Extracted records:
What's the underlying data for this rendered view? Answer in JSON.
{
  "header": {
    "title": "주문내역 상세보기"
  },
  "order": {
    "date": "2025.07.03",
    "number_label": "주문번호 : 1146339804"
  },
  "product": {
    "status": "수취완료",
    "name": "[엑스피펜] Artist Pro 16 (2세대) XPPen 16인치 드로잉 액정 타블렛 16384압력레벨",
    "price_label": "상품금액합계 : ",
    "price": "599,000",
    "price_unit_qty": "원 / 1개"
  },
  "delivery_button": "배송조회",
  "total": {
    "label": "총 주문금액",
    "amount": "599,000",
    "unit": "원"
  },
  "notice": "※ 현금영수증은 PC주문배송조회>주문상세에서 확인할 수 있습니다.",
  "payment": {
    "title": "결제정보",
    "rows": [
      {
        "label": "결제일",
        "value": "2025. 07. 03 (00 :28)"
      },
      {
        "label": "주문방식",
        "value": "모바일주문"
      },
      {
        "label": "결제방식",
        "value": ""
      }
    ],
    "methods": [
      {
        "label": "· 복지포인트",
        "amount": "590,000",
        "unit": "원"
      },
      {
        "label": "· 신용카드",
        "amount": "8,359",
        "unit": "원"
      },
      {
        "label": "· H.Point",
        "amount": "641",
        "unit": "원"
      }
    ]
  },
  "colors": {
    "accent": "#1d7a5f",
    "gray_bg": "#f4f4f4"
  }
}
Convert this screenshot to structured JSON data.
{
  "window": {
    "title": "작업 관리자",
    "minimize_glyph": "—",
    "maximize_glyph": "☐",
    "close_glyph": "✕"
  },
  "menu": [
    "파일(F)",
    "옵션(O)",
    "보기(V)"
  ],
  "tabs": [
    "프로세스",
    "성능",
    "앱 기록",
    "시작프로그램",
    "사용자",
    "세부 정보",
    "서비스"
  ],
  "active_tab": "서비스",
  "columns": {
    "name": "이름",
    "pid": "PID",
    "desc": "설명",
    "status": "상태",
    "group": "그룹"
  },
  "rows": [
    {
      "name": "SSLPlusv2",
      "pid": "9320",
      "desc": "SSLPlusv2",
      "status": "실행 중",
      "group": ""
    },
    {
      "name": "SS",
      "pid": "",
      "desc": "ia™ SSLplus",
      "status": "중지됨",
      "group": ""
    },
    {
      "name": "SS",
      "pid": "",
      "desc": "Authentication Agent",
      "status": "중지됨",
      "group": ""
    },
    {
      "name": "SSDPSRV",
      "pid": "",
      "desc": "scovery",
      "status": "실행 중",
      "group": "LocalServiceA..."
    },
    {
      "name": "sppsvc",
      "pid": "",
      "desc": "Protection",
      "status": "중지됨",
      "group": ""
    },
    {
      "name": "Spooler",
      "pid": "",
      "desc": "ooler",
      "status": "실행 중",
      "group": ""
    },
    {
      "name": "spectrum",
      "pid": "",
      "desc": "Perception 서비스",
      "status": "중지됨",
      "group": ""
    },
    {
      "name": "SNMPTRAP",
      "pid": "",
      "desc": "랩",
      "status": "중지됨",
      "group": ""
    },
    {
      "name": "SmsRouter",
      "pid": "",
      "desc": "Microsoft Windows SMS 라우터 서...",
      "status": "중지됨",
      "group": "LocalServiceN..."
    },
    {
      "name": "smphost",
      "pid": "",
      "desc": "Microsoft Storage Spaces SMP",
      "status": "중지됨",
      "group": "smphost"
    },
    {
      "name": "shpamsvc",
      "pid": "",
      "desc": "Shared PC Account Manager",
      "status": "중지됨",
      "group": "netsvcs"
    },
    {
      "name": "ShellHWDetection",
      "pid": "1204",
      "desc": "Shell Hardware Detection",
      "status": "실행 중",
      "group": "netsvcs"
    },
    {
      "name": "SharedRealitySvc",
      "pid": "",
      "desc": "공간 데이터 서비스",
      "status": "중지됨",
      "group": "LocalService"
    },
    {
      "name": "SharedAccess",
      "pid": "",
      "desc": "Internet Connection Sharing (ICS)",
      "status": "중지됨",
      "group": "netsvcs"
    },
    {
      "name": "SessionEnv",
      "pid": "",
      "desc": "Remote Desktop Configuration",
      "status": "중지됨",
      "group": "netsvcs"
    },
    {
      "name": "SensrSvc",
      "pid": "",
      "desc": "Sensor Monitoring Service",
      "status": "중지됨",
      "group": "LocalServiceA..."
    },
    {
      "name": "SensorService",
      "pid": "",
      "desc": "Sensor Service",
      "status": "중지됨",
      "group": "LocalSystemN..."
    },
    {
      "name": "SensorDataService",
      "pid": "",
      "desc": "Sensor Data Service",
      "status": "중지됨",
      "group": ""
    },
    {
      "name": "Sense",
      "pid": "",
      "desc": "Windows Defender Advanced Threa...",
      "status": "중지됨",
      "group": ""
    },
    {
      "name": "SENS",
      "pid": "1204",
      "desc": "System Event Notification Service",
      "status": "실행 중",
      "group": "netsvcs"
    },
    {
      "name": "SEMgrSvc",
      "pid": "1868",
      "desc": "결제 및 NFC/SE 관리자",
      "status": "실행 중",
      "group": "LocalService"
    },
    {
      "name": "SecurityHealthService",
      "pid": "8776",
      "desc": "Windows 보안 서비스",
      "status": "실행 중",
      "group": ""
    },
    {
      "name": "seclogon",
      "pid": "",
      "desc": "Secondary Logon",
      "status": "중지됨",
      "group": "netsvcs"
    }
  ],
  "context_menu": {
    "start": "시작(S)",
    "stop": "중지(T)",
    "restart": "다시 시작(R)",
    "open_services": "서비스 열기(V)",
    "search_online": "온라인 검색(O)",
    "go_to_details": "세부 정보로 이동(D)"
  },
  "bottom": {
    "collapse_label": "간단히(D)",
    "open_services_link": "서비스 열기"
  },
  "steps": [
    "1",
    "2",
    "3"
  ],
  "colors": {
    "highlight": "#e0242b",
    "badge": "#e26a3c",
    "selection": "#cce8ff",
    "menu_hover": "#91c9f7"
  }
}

TASK REQUIREMENTS: From the first line to the last, retype the data exactly.

SOLVED EXERCISE:
What's the underlying data for this rendered view? Answer in JSON.
{
  "header": {
    "title": "주문내역 상세보기"
  },
  "order": {
    "date": "2025.07.03",
    "number_label": "주문번호 : 1146339804"
  },
  "product": {
    "status": "수취완료",
    "name": "[엑스피펜] Artist Pro 16 (2세대) XPPen 16인치 드로잉 액정 타블렛 16384압력레벨",
    "price_label": "상품금액합계 : ",
    "price": "599,000",
    "price_unit_qty": "원 / 1개"
  },
  "delivery_button": "배송조회",
  "total": {
    "label": "총 주문금액",
    "amount": "599,000",
    "unit": "원"
  },
  "notice": "※ 현금영수증은 PC주문배송조회>주문상세에서 확인할 수 있습니다.",
  "payment": {
    "title": "결제정보",
    "rows": [
      {
        "label": "결제일",
        "value": "2025. 07. 03 (00 :28)"
      },
      {
        "label": "주문방식",
        "value": "모바일주문"
      },
      {
        "label": "결제방식",
        "value": ""
      }
    ],
    "methods": [
      {
        "label": "· 복지포인트",
        "amount": "590,000",
        "unit": "원"
      },
      {
        "label": "· 신용카드",
        "amount": "8,359",
        "unit": "원"
      },
      {
        "label": "· H.Point",
        "amount": "641",
        "unit": "원"
      }
    ]
  },
  "colors": {
    "accent": "#1d7a5f",
    "gray_bg": "#f4f4f4"
  }
}
Convert this screenshot to structured JSON data.
{
  "window": {
    "title": "작업 관리자",
    "minimize_glyph": "—",
    "maximize_glyph": "☐",
    "close_glyph": "✕"
  },
  "menu": [
    "파일(F)",
    "옵션(O)",
    "보기(V)"
  ],
  "tabs": [
    "프로세스",
    "성능",
    "앱 기록",
    "시작프로그램",
    "사용자",
    "세부 정보",
    "서비스"
  ],
  "active_tab": "서비스",
  "columns": {
    "name": "이름",
    "pid": "PID",
    "desc": "설명",
    "status": "상태",
    "group": "그룹"
  },
  "rows": [
    {
      "name": "SSLPlusv2",
      "pid": "9320",
      "desc": "SSLPlusv2",
      "status": "실행 중",
      "group": ""
    },
    {
      "name": "SS",
      "pid": "",
      "desc": "ia™ SSLplus",
      "status": "중지됨",
      "group": ""
    },
    {
      "name": "SS",
      "pid": "",
      "desc": "Authentication Agent",
      "status": "중지됨",
      "group": ""
    },
    {
      "name": "SSDPSRV",
      "pid": "",
      "desc": "scovery",
      "status": "실행 중",
      "group": "LocalServiceA..."
    },
    {
      "name": "sppsvc",
      "pid": "",
      "desc": "Protection",
      "status": "중지됨",
      "group": ""
    },
    {
      "name": "Spooler",
      "pid": "",
      "desc": "ooler",
      "status": "실행 중",
      "group": ""
    },
    {
      "name": "spectrum",
      "pid": "",
      "desc": "Perception 서비스",
      "status": "중지됨",
      "group": ""
    },
    {
      "name": "SNMPTRAP",
      "pid": "",
      "desc": "랩",
      "status": "중지됨",
      "group": ""
    },
    {
      "name": "SmsRouter",
      "pid": "",
      "desc": "Microsoft Windows SMS 라우터 서...",
      "status": "중지됨",
      "group": "LocalServiceN..."
    },
    {
      "name": "smphost",
      "pid": "",
      "desc": "Microsoft Storage Spaces SMP",
      "status": "중지됨",
      "group": "smphost"
    },
    {
      "name": "shpamsvc",
      "pid": "",
      "desc": "Shared PC Account Manager",
      "status": "중지됨",
      "group": "netsvcs"
    },
    {
      "name": "ShellHWDetection",
      "pid": "1204",
      "desc": "Shell Hardware Detection",
      "status": "실행 중",
      "group": "netsvcs"
    },
    {
      "name": "SharedRealitySvc",
      "pid": "",
      "desc": "공간 데이터 서비스",
      "status": "중지됨",
      "group": "LocalService"
    },
    {
      "name": "SharedAccess",
      "pid": "",
      "desc": "Internet Connection Sharing (ICS)",
      "status": "중지됨",
      "group": "netsvcs"
    },
    {
      "name": "SessionEnv",
      "pid": "",
      "desc": "Remote Desktop Configuration",
      "status": "중지됨",
      "group": "netsvcs"
    },
    {
      "name": "SensrSvc",
      "pid": "",
      "desc": "Sensor Monitoring Service",
      "status": "중지됨",
      "group": "LocalServiceA..."
    },
    {
      "name": "SensorService",
      "pid": "",
      "desc": "Sensor Service",
      "status": "중지됨",
      "group": "LocalSystemN..."
    },
    {
      "name": "SensorDataService",
      "pid": "",
      "desc": "Sensor Data Service",
      "status": "중지됨",
      "group": ""
    },
    {
      "name": "Sense",
      "pid": "",
      "desc": "Windows Defender Advanced Threa...",
      "status": "중지됨",
      "group": ""
    },
    {
      "name": "SENS",
      "pid": "1204",
      "desc": "System Event Notification Service",
      "status": "실행 중",
      "group": "netsvcs"
    },
    {
      "name": "SEMgrSvc",
      "pid": "1868",
      "desc": "결제 및 NFC/SE 관리자",
      "status": "실행 중",
      "group": "LocalService"
    },
    {
      "name": "SecurityHealthService",
      "pid": "8776",
      "desc": "Windows 보안 서비스",
      "status": "실행 중",
      "group": ""
    },
    {
      "name": "seclogon",
      "pid": "",
      "desc": "Secondary Logon",
      "status": "중지됨",
      "group": "netsvcs"
    }
  ],
  "context_menu": {
    "start": "시작(S)",
    "stop": "중지(T)",
    "restart": "다시 시작(R)",
    "open_services": "서비스 열기(V)",
    "search_online": "온라인 검색(O)",
    "go_to_details": "세부 정보로 이동(D)"
  },
  "bottom": {
    "collapse_label": "간단히(D)",
    "open_services_link": "서비스 열기"
  },
  "steps": [
    "1",
    "2",
    "3"
  ],
  "colors": {
    "highlight": "#e0242b",
    "badge": "#e26a3c",
    "selection": "#cce8ff",
    "menu_hover": "#91c9f7"
  }
}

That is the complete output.